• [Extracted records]
= = = = =
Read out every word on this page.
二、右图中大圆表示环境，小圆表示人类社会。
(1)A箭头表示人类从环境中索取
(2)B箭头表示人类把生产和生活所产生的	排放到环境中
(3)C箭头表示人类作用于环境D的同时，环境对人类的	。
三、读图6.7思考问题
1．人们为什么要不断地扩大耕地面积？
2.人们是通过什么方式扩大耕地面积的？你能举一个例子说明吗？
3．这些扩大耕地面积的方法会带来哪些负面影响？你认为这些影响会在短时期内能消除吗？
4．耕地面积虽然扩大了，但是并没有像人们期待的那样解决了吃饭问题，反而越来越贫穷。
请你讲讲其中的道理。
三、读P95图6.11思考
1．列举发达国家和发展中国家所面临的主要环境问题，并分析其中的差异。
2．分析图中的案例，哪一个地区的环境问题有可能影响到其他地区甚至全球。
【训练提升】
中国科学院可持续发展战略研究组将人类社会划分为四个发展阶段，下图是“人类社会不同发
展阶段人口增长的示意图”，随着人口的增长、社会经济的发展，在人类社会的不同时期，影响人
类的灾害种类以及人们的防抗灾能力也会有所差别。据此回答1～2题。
= = = = =
• [Requirements] Write out every line from the records above, word for word.

• [Exercise solution]
Read out every word on this page.
二、右图中大圆表示环境，小圆表示人类社会。
(1)A箭头表示人类从环境中索取
(2)B箭头表示人类把生产和生活所产生的	排放到环境中
(3)C箭头表示人类作用于环境D的同时，环境对人类的	。
三、读图6.7思考问题
1．人们为什么要不断地扩大耕地面积？
2.人们是通过什么方式扩大耕地面积的？你能举一个例子说明吗？
3．这些扩大耕地面积的方法会带来哪些负面影响？你认为这些影响会在短时期内能消除吗？
4．耕地面积虽然扩大了，但是并没有像人们期待的那样解决了吃饭问题，反而越来越贫穷。
请你讲讲其中的道理。
三、读P95图6.11思考
1．列举发达国家和发展中国家所面临的主要环境问题，并分析其中的差异。
2．分析图中的案例，哪一个地区的环境问题有可能影响到其他地区甚至全球。
【训练提升】
中国科学院可持续发展战略研究组将人类社会划分为四个发展阶段，下图是“人类社会不同发
展阶段人口增长的示意图”，随着人口的增长、社会经济的发展，在人类社会的不同时期，影响人
类的灾害种类以及人们的防抗灾能力也会有所差别。据此回答1～2题。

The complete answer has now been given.